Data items
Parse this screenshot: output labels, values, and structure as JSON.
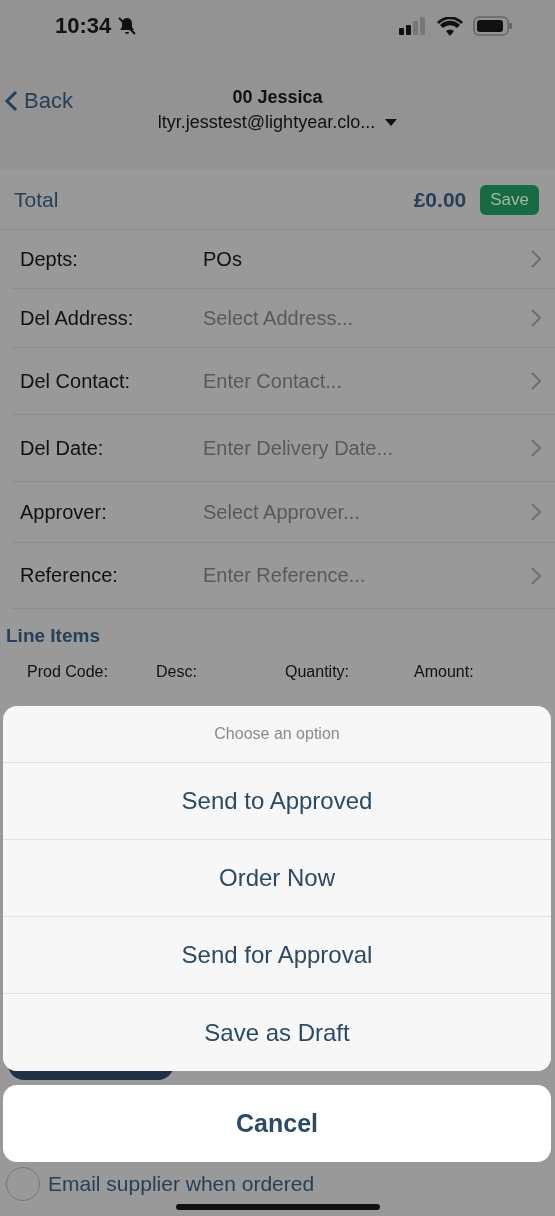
{
  "status_bar": {
    "time": "10:34"
  },
  "header": {
    "back_label": "Back",
    "title": "00 Jessica",
    "subtitle": "ltyr.jesstest@lightyear.clo..."
  },
  "total": {
    "label": "Total",
    "amount": "£0.00",
    "save_label": "Save"
  },
  "fields": [
    {
      "label": "Depts:",
      "value": "POs"
    },
    {
      "label": "Del Address:",
      "placeholder": "Select Address..."
    },
    {
      "label": "Del Contact:",
      "placeholder": "Enter Contact..."
    },
    {
      "label": "Del Date:",
      "placeholder": "Enter Delivery Date..."
    },
    {
      "label": "Approver:",
      "placeholder": "Select Approver..."
    },
    {
      "label": "Reference:",
      "placeholder": "Enter Reference..."
    }
  ],
  "line_items": {
    "title": "Line Items",
    "columns": [
      "Prod Code:",
      "Desc:",
      "Quantity:",
      "Amount:"
    ]
  },
  "action_sheet": {
    "title": "Choose an option",
    "options": [
      "Send to Approved",
      "Order Now",
      "Send for Approval",
      "Save as Draft"
    ],
    "cancel": "Cancel"
  },
  "email_option": {
    "label": "Email supplier when ordered",
    "checked": false
  }
}
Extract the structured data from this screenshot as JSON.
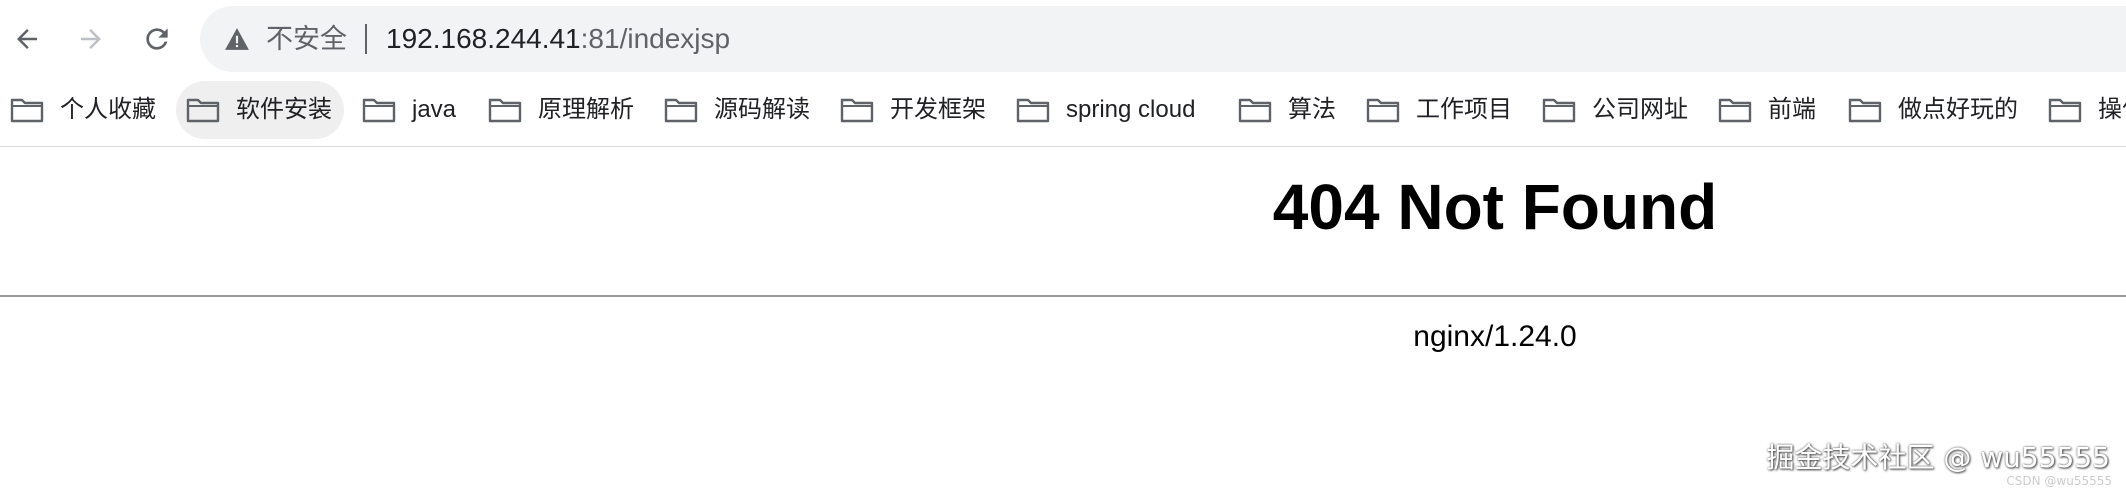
{
  "toolbar": {
    "back_icon": "arrow-left-icon",
    "forward_icon": "arrow-right-icon",
    "reload_icon": "reload-icon",
    "security_icon": "warning-triangle-icon",
    "security_label": "不安全",
    "url_host": "192.168.244.41",
    "url_rest": ":81/indexjsp"
  },
  "bookmarks": [
    {
      "label": "个人收藏",
      "icon": "folder-icon"
    },
    {
      "label": "软件安装",
      "icon": "folder-icon"
    },
    {
      "label": "java",
      "icon": "folder-icon"
    },
    {
      "label": "原理解析",
      "icon": "folder-icon"
    },
    {
      "label": "源码解读",
      "icon": "folder-icon"
    },
    {
      "label": "开发框架",
      "icon": "folder-icon"
    },
    {
      "label": "spring cloud",
      "icon": "folder-icon"
    },
    {
      "label": "算法",
      "icon": "folder-icon"
    },
    {
      "label": "工作项目",
      "icon": "folder-icon"
    },
    {
      "label": "公司网址",
      "icon": "folder-icon"
    },
    {
      "label": "前端",
      "icon": "folder-icon"
    },
    {
      "label": "做点好玩的",
      "icon": "folder-icon"
    },
    {
      "label": "操作",
      "icon": "folder-icon"
    }
  ],
  "page": {
    "title": "404 Not Found",
    "server": "nginx/1.24.0"
  },
  "watermark": {
    "main": "掘金技术社区 @ wu55555",
    "small": "CSDN @wu55555"
  },
  "colors": {
    "omnibox_bg": "#f1f3f4",
    "icon_gray": "#5f6368",
    "icon_disabled": "#bdc1c6",
    "text": "#202124"
  }
}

### EXERCISE
Without the pictures, write out every entry precisely as it appears.

### THE OUTPUT
Parse this screenshot: output labels, values, and structure as JSON.
{
  "status_bar": {
    "time": "10:34"
  },
  "header": {
    "back_label": "Back",
    "title": "00 Jessica",
    "subtitle": "ltyr.jesstest@lightyear.clo..."
  },
  "total": {
    "label": "Total",
    "amount": "£0.00",
    "save_label": "Save"
  },
  "fields": [
    {
      "label": "Depts:",
      "value": "POs"
    },
    {
      "label": "Del Address:",
      "placeholder": "Select Address..."
    },
    {
      "label": "Del Contact:",
      "placeholder": "Enter Contact..."
    },
    {
      "label": "Del Date:",
      "placeholder": "Enter Delivery Date..."
    },
    {
      "label": "Approver:",
      "placeholder": "Select Approver..."
    },
    {
      "label": "Reference:",
      "placeholder": "Enter Reference..."
    }
  ],
  "line_items": {
    "title": "Line Items",
    "columns": [
      "Prod Code:",
      "Desc:",
      "Quantity:",
      "Amount:"
    ]
  },
  "action_sheet": {
    "title": "Choose an option",
    "options": [
      "Send to Approved",
      "Order Now",
      "Send for Approval",
      "Save as Draft"
    ],
    "cancel": "Cancel"
  },
  "email_option": {
    "label": "Email supplier when ordered",
    "checked": false
  }
}
Extract the structured data from this screenshot as JSON.
{
  "toolbar": {
    "back_icon": "arrow-left-icon",
    "forward_icon": "arrow-right-icon",
    "reload_icon": "reload-icon",
    "security_icon": "warning-triangle-icon",
    "security_label": "不安全",
    "url_host": "192.168.244.41",
    "url_rest": ":81/indexjsp"
  },
  "bookmarks": [
    {
      "label": "个人收藏",
      "icon": "folder-icon"
    },
    {
      "label": "软件安装",
      "icon": "folder-icon"
    },
    {
      "label": "java",
      "icon": "folder-icon"
    },
    {
      "label": "原理解析",
      "icon": "folder-icon"
    },
    {
      "label": "源码解读",
      "icon": "folder-icon"
    },
    {
      "label": "开发框架",
      "icon": "folder-icon"
    },
    {
      "label": "spring cloud",
      "icon": "folder-icon"
    },
    {
      "label": "算法",
      "icon": "folder-icon"
    },
    {
      "label": "工作项目",
      "icon": "folder-icon"
    },
    {
      "label": "公司网址",
      "icon": "folder-icon"
    },
    {
      "label": "前端",
      "icon": "folder-icon"
    },
    {
      "label": "做点好玩的",
      "icon": "folder-icon"
    },
    {
      "label": "操作",
      "icon": "folder-icon"
    }
  ],
  "page": {
    "title": "404 Not Found",
    "server": "nginx/1.24.0"
  },
  "watermark": {
    "main": "掘金技术社区 @ wu55555",
    "small": "CSDN @wu55555"
  },
  "colors": {
    "omnibox_bg": "#f1f3f4",
    "icon_gray": "#5f6368",
    "icon_disabled": "#bdc1c6",
    "text": "#202124"
  }
}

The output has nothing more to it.